╭─ EXERCISE MATERIAL

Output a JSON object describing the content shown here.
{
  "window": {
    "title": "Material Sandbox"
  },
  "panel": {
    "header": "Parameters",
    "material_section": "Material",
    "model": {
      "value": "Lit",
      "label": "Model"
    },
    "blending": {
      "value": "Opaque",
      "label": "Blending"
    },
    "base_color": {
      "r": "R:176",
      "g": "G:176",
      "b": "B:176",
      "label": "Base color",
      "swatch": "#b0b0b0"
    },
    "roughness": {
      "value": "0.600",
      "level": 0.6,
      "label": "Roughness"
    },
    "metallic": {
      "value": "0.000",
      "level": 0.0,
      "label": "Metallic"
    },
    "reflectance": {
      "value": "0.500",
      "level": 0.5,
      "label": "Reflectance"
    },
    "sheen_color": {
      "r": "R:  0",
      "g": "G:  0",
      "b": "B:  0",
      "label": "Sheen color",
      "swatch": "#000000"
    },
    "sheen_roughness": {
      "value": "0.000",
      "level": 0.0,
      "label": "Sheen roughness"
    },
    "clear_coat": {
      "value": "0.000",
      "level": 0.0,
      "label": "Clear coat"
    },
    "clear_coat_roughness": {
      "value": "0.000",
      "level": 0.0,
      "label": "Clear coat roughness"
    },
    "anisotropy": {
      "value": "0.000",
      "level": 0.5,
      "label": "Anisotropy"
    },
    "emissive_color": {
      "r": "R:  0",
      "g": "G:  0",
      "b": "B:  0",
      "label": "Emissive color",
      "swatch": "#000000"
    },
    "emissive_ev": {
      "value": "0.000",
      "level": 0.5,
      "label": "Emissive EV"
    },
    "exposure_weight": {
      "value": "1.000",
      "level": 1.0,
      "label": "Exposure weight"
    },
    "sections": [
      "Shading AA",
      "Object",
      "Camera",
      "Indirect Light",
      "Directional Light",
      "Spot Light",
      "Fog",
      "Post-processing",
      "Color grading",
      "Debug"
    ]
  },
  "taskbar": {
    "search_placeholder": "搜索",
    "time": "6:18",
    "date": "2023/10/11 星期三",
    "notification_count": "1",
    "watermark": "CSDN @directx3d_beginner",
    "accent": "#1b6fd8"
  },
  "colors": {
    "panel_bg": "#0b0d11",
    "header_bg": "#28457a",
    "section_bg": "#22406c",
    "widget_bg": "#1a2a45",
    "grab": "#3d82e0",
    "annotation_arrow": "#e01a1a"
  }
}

╰─

[YOUR OBJECTIVE]:
Can you restate every record above word for word?

[RESULT BELOW]:
Output a JSON object describing the content shown here.
{
  "window": {
    "title": "Material Sandbox"
  },
  "panel": {
    "header": "Parameters",
    "material_section": "Material",
    "model": {
      "value": "Lit",
      "label": "Model"
    },
    "blending": {
      "value": "Opaque",
      "label": "Blending"
    },
    "base_color": {
      "r": "R:176",
      "g": "G:176",
      "b": "B:176",
      "label": "Base color",
      "swatch": "#b0b0b0"
    },
    "roughness": {
      "value": "0.600",
      "level": 0.6,
      "label": "Roughness"
    },
    "metallic": {
      "value": "0.000",
      "level": 0.0,
      "label": "Metallic"
    },
    "reflectance": {
      "value": "0.500",
      "level": 0.5,
      "label": "Reflectance"
    },
    "sheen_color": {
      "r": "R:  0",
      "g": "G:  0",
      "b": "B:  0",
      "label": "Sheen color",
      "swatch": "#000000"
    },
    "sheen_roughness": {
      "value": "0.000",
      "level": 0.0,
      "label": "Sheen roughness"
    },
    "clear_coat": {
      "value": "0.000",
      "level": 0.0,
      "label": "Clear coat"
    },
    "clear_coat_roughness": {
      "value": "0.000",
      "level": 0.0,
      "label": "Clear coat roughness"
    },
    "anisotropy": {
      "value": "0.000",
      "level": 0.5,
      "label": "Anisotropy"
    },
    "emissive_color": {
      "r": "R:  0",
      "g": "G:  0",
      "b": "B:  0",
      "label": "Emissive color",
      "swatch": "#000000"
    },
    "emissive_ev": {
      "value": "0.000",
      "level": 0.5,
      "label": "Emissive EV"
    },
    "exposure_weight": {
      "value": "1.000",
      "level": 1.0,
      "label": "Exposure weight"
    },
    "sections": [
      "Shading AA",
      "Object",
      "Camera",
      "Indirect Light",
      "Directional Light",
      "Spot Light",
      "Fog",
      "Post-processing",
      "Color grading",
      "Debug"
    ]
  },
  "taskbar": {
    "search_placeholder": "搜索",
    "time": "6:18",
    "date": "2023/10/11 星期三",
    "notification_count": "1",
    "watermark": "CSDN @directx3d_beginner",
    "accent": "#1b6fd8"
  },
  "colors": {
    "panel_bg": "#0b0d11",
    "header_bg": "#28457a",
    "section_bg": "#22406c",
    "widget_bg": "#1a2a45",
    "grab": "#3d82e0",
    "annotation_arrow": "#e01a1a"
  }
}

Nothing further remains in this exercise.